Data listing

-- BEGIN --

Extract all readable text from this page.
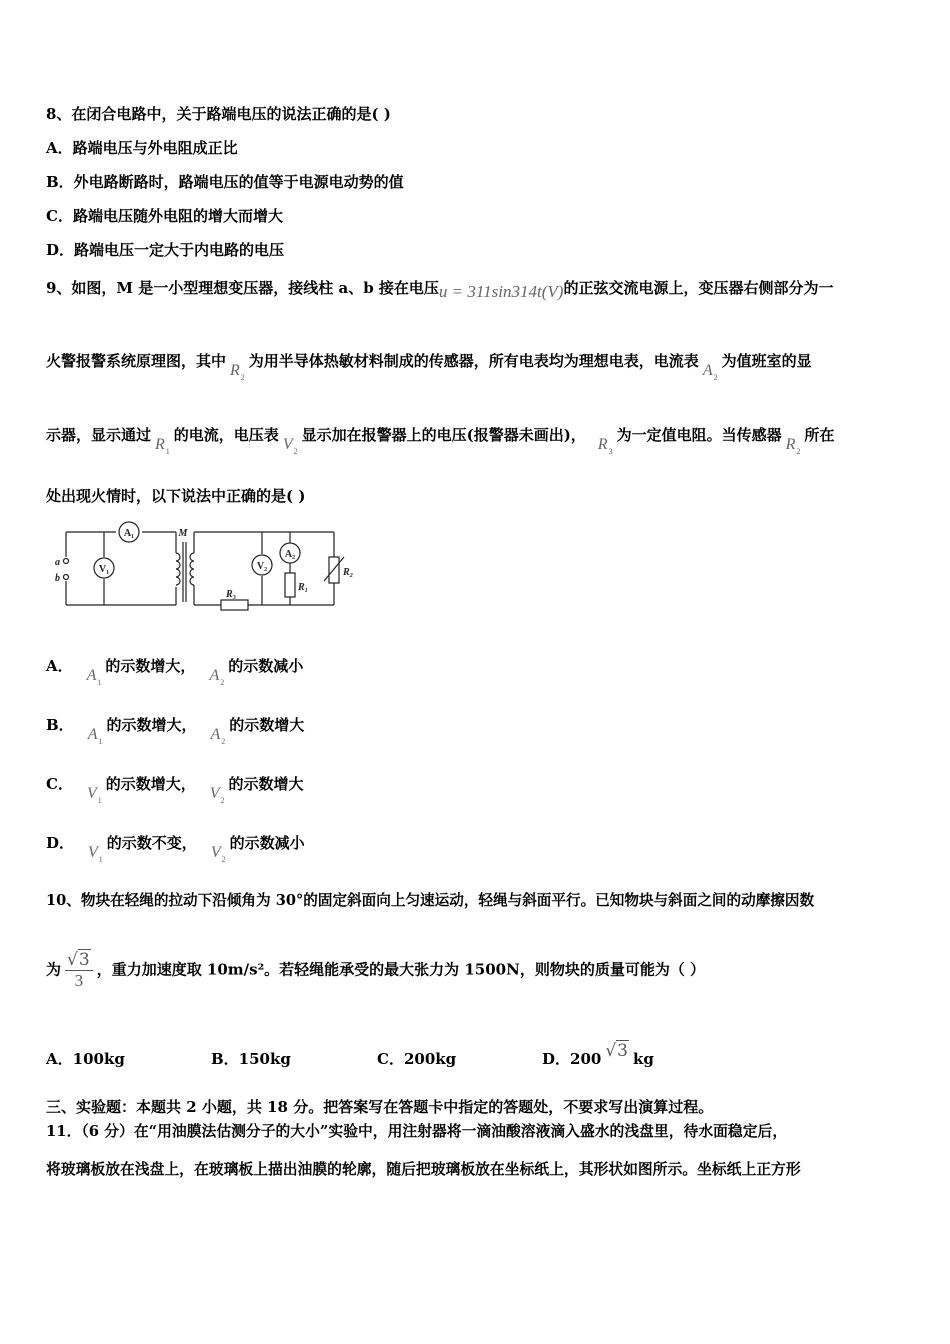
8、在闭合电路中，关于路端电压的说法正确的是( )
A．路端电压与外电阻成正比
B．外电路断路时，路端电压的值等于电源电动势的值
C．路端电压随外电阻的增大而增大
D．路端电压一定大于内电路的电压
9、如图，M 是一小型理想变压器，接线柱 a、b 接在电压u = 311sin314t(V)的正弦交流电源上，变压器右侧部分为一
火警报警系统原理图，其中$R_2$为用半导体热敏材料制成的传感器，所有电表均为理想电表，电流表$A_2$为值班室的显
示器，显示通过$R_1$的电流，电压表$V_2$显示加在报警器上的电压(报警器未画出)，$R_3$为一定值电阻。当传感器$R_2$所在
处出现火情时，以下说法中正确的是( )
A₁
V₁	V₂
A₂
R₁
R₂
R₃
M
a
b
A．$A_1$的示数增大，$A_2$的示数减小
B．$A_1$的示数增大，$A_2$的示数增大
C．$V_1$的示数增大，$V_2$的示数增大
D．$V_1$的示数不变，$V_2$的示数减小
10、物块在轻绳的拉动下沿倾角为 30°的固定斜面向上匀速运动，轻绳与斜面平行。已知物块与斜面之间的动摩擦因数
为 $\frac{√3}{3}$ ，重力加速度取 10m/s²。若轻绳能承受的最大张力为 1500N，则物块的质量可能为（ ）
A．100kg	B．150kg	C．200kg	D．200 √3 kg
三、实验题：本题共 2 小题，共 18 分。把答案写在答题卡中指定的答题处，不要求写出演算过程。
11．（6 分）在“用油膜法估测分子的大小”实验中，用注射器将一滴油酸溶液滴入盛水的浅盘里，待水面稳定后，
将玻璃板放在浅盘上，在玻璃板上描出油膜的轮廓，随后把玻璃板放在坐标纸上，其形状如图所示。坐标纸上正方形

-- END --

#### Requirement
Show all lines in the entries above where the string "的示数增大" appears.

#### Solution
A．$A_1$的示数增大，$A_2$的示数减小
B．$A_1$的示数增大，$A_2$的示数增大
C．$V_1$的示数增大，$V_2$的示数增大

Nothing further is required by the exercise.